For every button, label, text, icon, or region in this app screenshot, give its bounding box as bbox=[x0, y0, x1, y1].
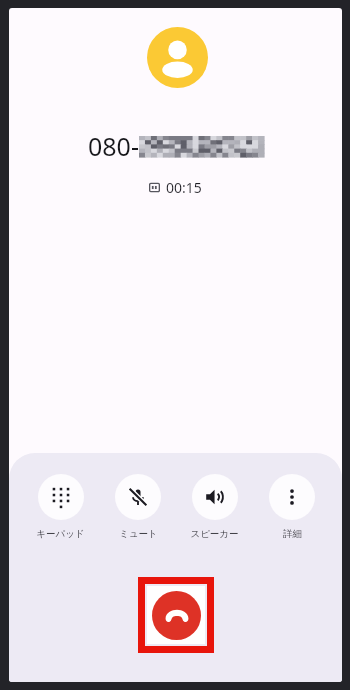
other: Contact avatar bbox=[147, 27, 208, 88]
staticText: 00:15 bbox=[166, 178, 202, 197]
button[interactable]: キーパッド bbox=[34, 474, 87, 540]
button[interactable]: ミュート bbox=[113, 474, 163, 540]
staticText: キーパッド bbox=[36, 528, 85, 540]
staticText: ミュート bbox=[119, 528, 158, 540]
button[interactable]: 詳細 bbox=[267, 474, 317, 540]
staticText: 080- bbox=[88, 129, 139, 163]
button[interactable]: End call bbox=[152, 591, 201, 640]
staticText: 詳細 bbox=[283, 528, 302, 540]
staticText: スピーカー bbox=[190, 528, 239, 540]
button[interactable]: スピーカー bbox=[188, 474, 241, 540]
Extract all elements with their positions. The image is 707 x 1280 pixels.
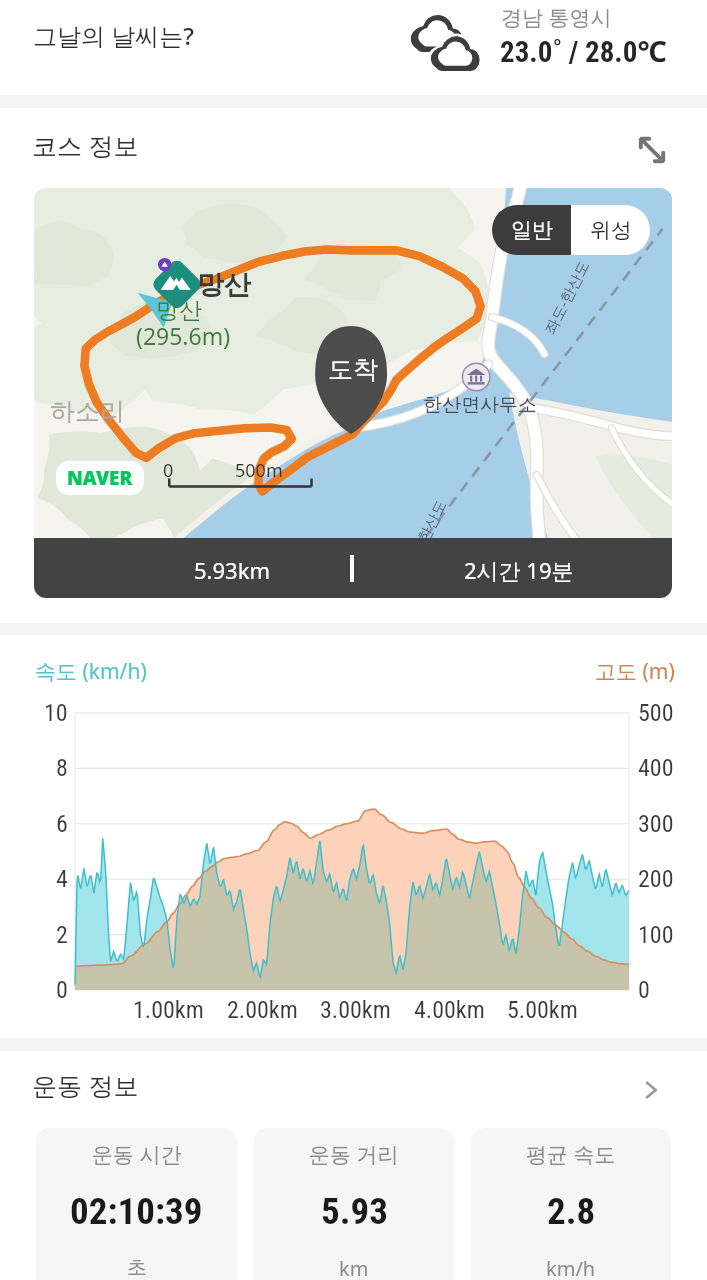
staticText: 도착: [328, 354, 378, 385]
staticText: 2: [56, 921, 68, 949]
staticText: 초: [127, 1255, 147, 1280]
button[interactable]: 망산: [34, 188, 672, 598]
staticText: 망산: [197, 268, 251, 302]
^^^^^^^^
The exercise: Retype all of the rows above exactly, character for character, and leave out the pictures.

Solved problem:
For every button, label, text, icon, or region in this app screenshot, give its bounding box as bbox=[x0, y0, x1, y1].
other: Contact avatar bbox=[147, 27, 208, 88]
staticText: 00:15 bbox=[166, 178, 202, 197]
button[interactable]: キーパッド bbox=[34, 474, 87, 540]
button[interactable]: ミュート bbox=[113, 474, 163, 540]
staticText: キーパッド bbox=[36, 528, 85, 540]
staticText: ミュート bbox=[119, 528, 158, 540]
button[interactable]: 詳細 bbox=[267, 474, 317, 540]
staticText: 080- bbox=[88, 129, 139, 163]
button[interactable]: End call bbox=[152, 591, 201, 640]
staticText: 詳細 bbox=[283, 528, 302, 540]
staticText: スピーカー bbox=[190, 528, 239, 540]
button[interactable]: スピーカー bbox=[188, 474, 241, 540]
Extract all elements with their positions. The image is 707 x 1280 pixels.
staticText: 도착: [328, 354, 378, 385]
staticText: 2: [56, 921, 68, 949]
staticText: 초: [127, 1255, 147, 1280]
button[interactable]: 망산: [34, 188, 672, 598]
staticText: 망산: [197, 268, 251, 302]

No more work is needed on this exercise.